Exercise input:
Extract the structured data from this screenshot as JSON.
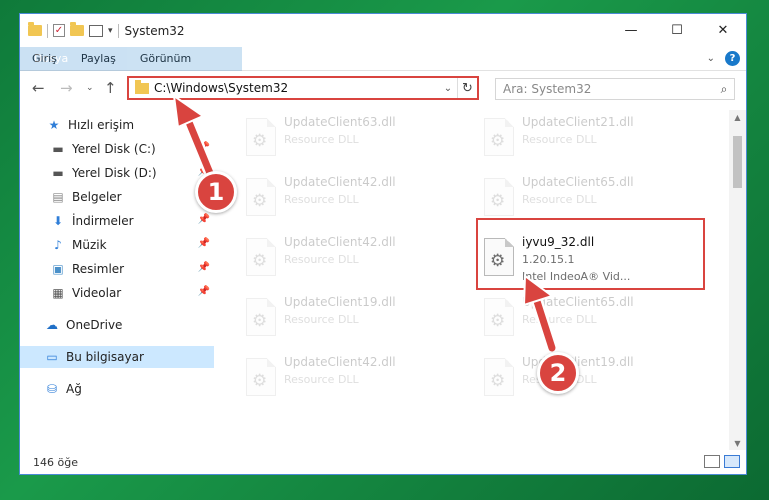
{
  "window": {
    "title": "System32",
    "controls": {
      "minimize": "—",
      "maximize": "☐",
      "close": "✕"
    }
  },
  "ribbon": {
    "tabs": [
      "Dosya",
      "Giriş",
      "Paylaş",
      "Görünüm"
    ]
  },
  "address": {
    "path": "C:\\Windows\\System32",
    "search_placeholder": "Ara: System32"
  },
  "sidebar": {
    "items": [
      {
        "label": "Hızlı erişim",
        "icon": "star-icon"
      },
      {
        "label": "Yerel Disk (C:)",
        "icon": "drive-icon",
        "pinned": true
      },
      {
        "label": "Yerel Disk (D:)",
        "icon": "drive-icon",
        "pinned": true
      },
      {
        "label": "Belgeler",
        "icon": "documents-icon",
        "pinned": true
      },
      {
        "label": "İndirmeler",
        "icon": "download-icon",
        "pinned": true
      },
      {
        "label": "Müzik",
        "icon": "music-icon",
        "pinned": true
      },
      {
        "label": "Resimler",
        "icon": "pictures-icon",
        "pinned": true
      },
      {
        "label": "Videolar",
        "icon": "videos-icon",
        "pinned": true
      },
      {
        "label": "OneDrive",
        "icon": "cloud-icon"
      },
      {
        "label": "Bu bilgisayar",
        "icon": "computer-icon",
        "selected": true
      },
      {
        "label": "Ağ",
        "icon": "network-icon"
      }
    ]
  },
  "files": [
    {
      "name": "UpdateClient63.dll",
      "sub": "Resource DLL",
      "active": false
    },
    {
      "name": "UpdateClient21.dll",
      "sub": "Resource DLL",
      "active": false
    },
    {
      "name": "UpdateClient42.dll",
      "sub": "Resource DLL",
      "active": false
    },
    {
      "name": "UpdateClient65.dll",
      "sub": "Resource DLL",
      "active": false
    },
    {
      "name": "UpdateClient42.dll",
      "sub": "Resource DLL",
      "active": false
    },
    {
      "name": "iyvu9_32.dll",
      "sub": "1.20.15.1",
      "sub2": "Intel IndeoA® Vid...",
      "active": true
    },
    {
      "name": "UpdateClient19.dll",
      "sub": "Resource DLL",
      "active": false
    },
    {
      "name": "UpdateClient65.dll",
      "sub": "Resource DLL",
      "active": false
    },
    {
      "name": "UpdateClient42.dll",
      "sub": "Resource DLL",
      "active": false
    },
    {
      "name": "UpdateClient19.dll",
      "sub": "Resource DLL",
      "active": false
    }
  ],
  "status": {
    "count": "146 öğe"
  },
  "annotations": {
    "step1": "1",
    "step2": "2",
    "color": "#d9443f"
  }
}
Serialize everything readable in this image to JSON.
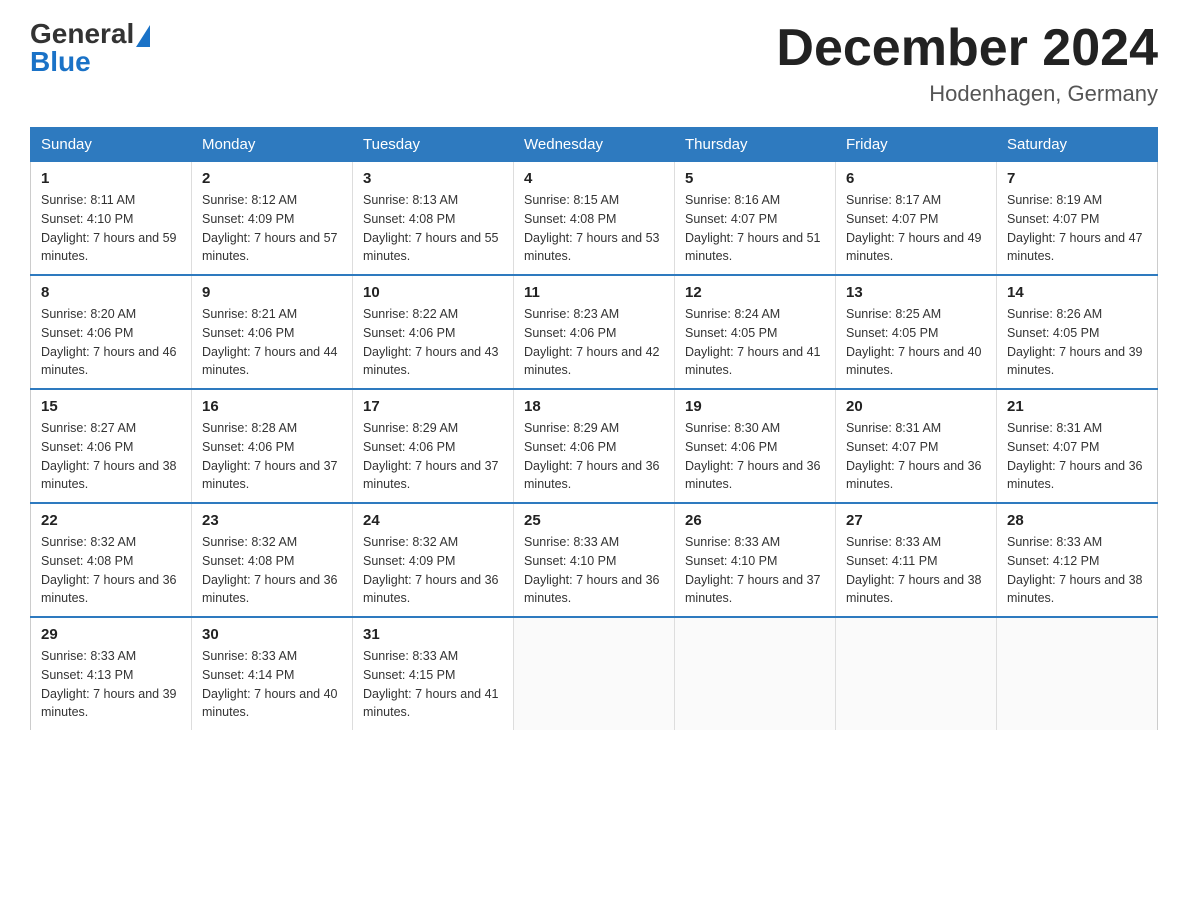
{
  "header": {
    "logo_general": "General",
    "logo_blue": "Blue",
    "title": "December 2024",
    "location": "Hodenhagen, Germany"
  },
  "weekdays": [
    "Sunday",
    "Monday",
    "Tuesday",
    "Wednesday",
    "Thursday",
    "Friday",
    "Saturday"
  ],
  "weeks": [
    [
      {
        "day": "1",
        "sunrise": "8:11 AM",
        "sunset": "4:10 PM",
        "daylight": "7 hours and 59 minutes."
      },
      {
        "day": "2",
        "sunrise": "8:12 AM",
        "sunset": "4:09 PM",
        "daylight": "7 hours and 57 minutes."
      },
      {
        "day": "3",
        "sunrise": "8:13 AM",
        "sunset": "4:08 PM",
        "daylight": "7 hours and 55 minutes."
      },
      {
        "day": "4",
        "sunrise": "8:15 AM",
        "sunset": "4:08 PM",
        "daylight": "7 hours and 53 minutes."
      },
      {
        "day": "5",
        "sunrise": "8:16 AM",
        "sunset": "4:07 PM",
        "daylight": "7 hours and 51 minutes."
      },
      {
        "day": "6",
        "sunrise": "8:17 AM",
        "sunset": "4:07 PM",
        "daylight": "7 hours and 49 minutes."
      },
      {
        "day": "7",
        "sunrise": "8:19 AM",
        "sunset": "4:07 PM",
        "daylight": "7 hours and 47 minutes."
      }
    ],
    [
      {
        "day": "8",
        "sunrise": "8:20 AM",
        "sunset": "4:06 PM",
        "daylight": "7 hours and 46 minutes."
      },
      {
        "day": "9",
        "sunrise": "8:21 AM",
        "sunset": "4:06 PM",
        "daylight": "7 hours and 44 minutes."
      },
      {
        "day": "10",
        "sunrise": "8:22 AM",
        "sunset": "4:06 PM",
        "daylight": "7 hours and 43 minutes."
      },
      {
        "day": "11",
        "sunrise": "8:23 AM",
        "sunset": "4:06 PM",
        "daylight": "7 hours and 42 minutes."
      },
      {
        "day": "12",
        "sunrise": "8:24 AM",
        "sunset": "4:05 PM",
        "daylight": "7 hours and 41 minutes."
      },
      {
        "day": "13",
        "sunrise": "8:25 AM",
        "sunset": "4:05 PM",
        "daylight": "7 hours and 40 minutes."
      },
      {
        "day": "14",
        "sunrise": "8:26 AM",
        "sunset": "4:05 PM",
        "daylight": "7 hours and 39 minutes."
      }
    ],
    [
      {
        "day": "15",
        "sunrise": "8:27 AM",
        "sunset": "4:06 PM",
        "daylight": "7 hours and 38 minutes."
      },
      {
        "day": "16",
        "sunrise": "8:28 AM",
        "sunset": "4:06 PM",
        "daylight": "7 hours and 37 minutes."
      },
      {
        "day": "17",
        "sunrise": "8:29 AM",
        "sunset": "4:06 PM",
        "daylight": "7 hours and 37 minutes."
      },
      {
        "day": "18",
        "sunrise": "8:29 AM",
        "sunset": "4:06 PM",
        "daylight": "7 hours and 36 minutes."
      },
      {
        "day": "19",
        "sunrise": "8:30 AM",
        "sunset": "4:06 PM",
        "daylight": "7 hours and 36 minutes."
      },
      {
        "day": "20",
        "sunrise": "8:31 AM",
        "sunset": "4:07 PM",
        "daylight": "7 hours and 36 minutes."
      },
      {
        "day": "21",
        "sunrise": "8:31 AM",
        "sunset": "4:07 PM",
        "daylight": "7 hours and 36 minutes."
      }
    ],
    [
      {
        "day": "22",
        "sunrise": "8:32 AM",
        "sunset": "4:08 PM",
        "daylight": "7 hours and 36 minutes."
      },
      {
        "day": "23",
        "sunrise": "8:32 AM",
        "sunset": "4:08 PM",
        "daylight": "7 hours and 36 minutes."
      },
      {
        "day": "24",
        "sunrise": "8:32 AM",
        "sunset": "4:09 PM",
        "daylight": "7 hours and 36 minutes."
      },
      {
        "day": "25",
        "sunrise": "8:33 AM",
        "sunset": "4:10 PM",
        "daylight": "7 hours and 36 minutes."
      },
      {
        "day": "26",
        "sunrise": "8:33 AM",
        "sunset": "4:10 PM",
        "daylight": "7 hours and 37 minutes."
      },
      {
        "day": "27",
        "sunrise": "8:33 AM",
        "sunset": "4:11 PM",
        "daylight": "7 hours and 38 minutes."
      },
      {
        "day": "28",
        "sunrise": "8:33 AM",
        "sunset": "4:12 PM",
        "daylight": "7 hours and 38 minutes."
      }
    ],
    [
      {
        "day": "29",
        "sunrise": "8:33 AM",
        "sunset": "4:13 PM",
        "daylight": "7 hours and 39 minutes."
      },
      {
        "day": "30",
        "sunrise": "8:33 AM",
        "sunset": "4:14 PM",
        "daylight": "7 hours and 40 minutes."
      },
      {
        "day": "31",
        "sunrise": "8:33 AM",
        "sunset": "4:15 PM",
        "daylight": "7 hours and 41 minutes."
      },
      null,
      null,
      null,
      null
    ]
  ]
}
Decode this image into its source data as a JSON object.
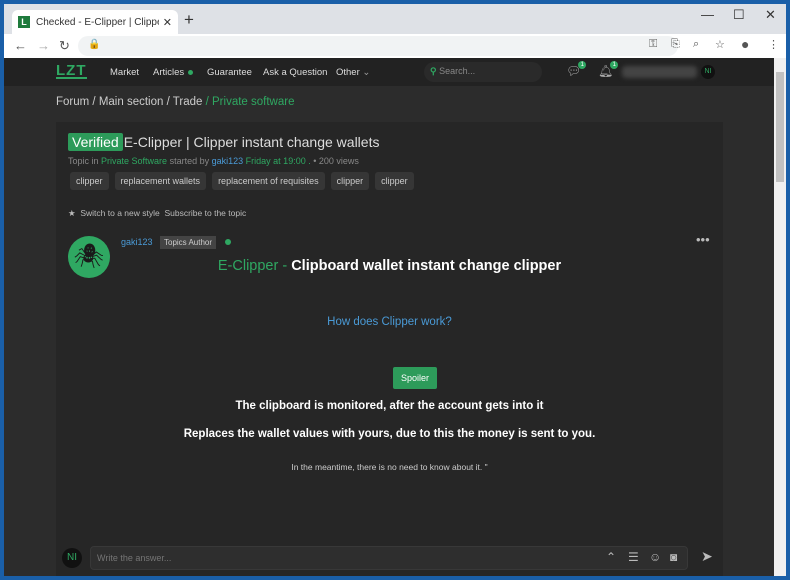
{
  "browser": {
    "tab_title": "Checked - E-Clipper | Clipper inst",
    "favicon": "L"
  },
  "nav": {
    "logo": "LZT",
    "items": [
      "Market",
      "Articles",
      "Guarantee",
      "Ask a Question",
      "Other"
    ],
    "search_placeholder": "Search...",
    "messages_count": "1",
    "alerts_count": "1",
    "avatar": "NI"
  },
  "breadcrumb": [
    "Forum",
    "Main section",
    "Trade",
    "Private software"
  ],
  "topic": {
    "badge": "Verified",
    "title": "E-Clipper | Clipper instant change wallets",
    "meta_prefix": "Topic in",
    "section": "Private Software",
    "started_by": "started by",
    "author": "gaki123",
    "time": "Friday at 19:00 .",
    "views": "• 200 views",
    "tags": [
      "clipper",
      "replacement wallets",
      "replacement of requisites",
      "clipper",
      "clipper"
    ],
    "switch_style": "Switch to a new style",
    "subscribe": "Subscribe to the topic"
  },
  "post": {
    "author": "gaki123",
    "role": "Topics Author",
    "heading_accent": "E-Clipper -",
    "heading": "Clipboard wallet instant change clipper",
    "link": "How does Clipper work?",
    "spoiler": "Spoiler",
    "line1": "The clipboard is monitored, after the account gets into it",
    "line2": "Replaces the wallet values with yours, due to this the money is sent to you.",
    "line3": "In the meantime, there is no need to know about it. \""
  },
  "reply": {
    "avatar": "NI",
    "placeholder": "Write the answer..."
  },
  "colors": {
    "accent": "#2fa862",
    "link": "#4a9ad6"
  }
}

Work instructions: Pick out all the lines with the word "replacement" in them and copy them.

Written solution:
      "replacement wallets",
      "replacement of requisites",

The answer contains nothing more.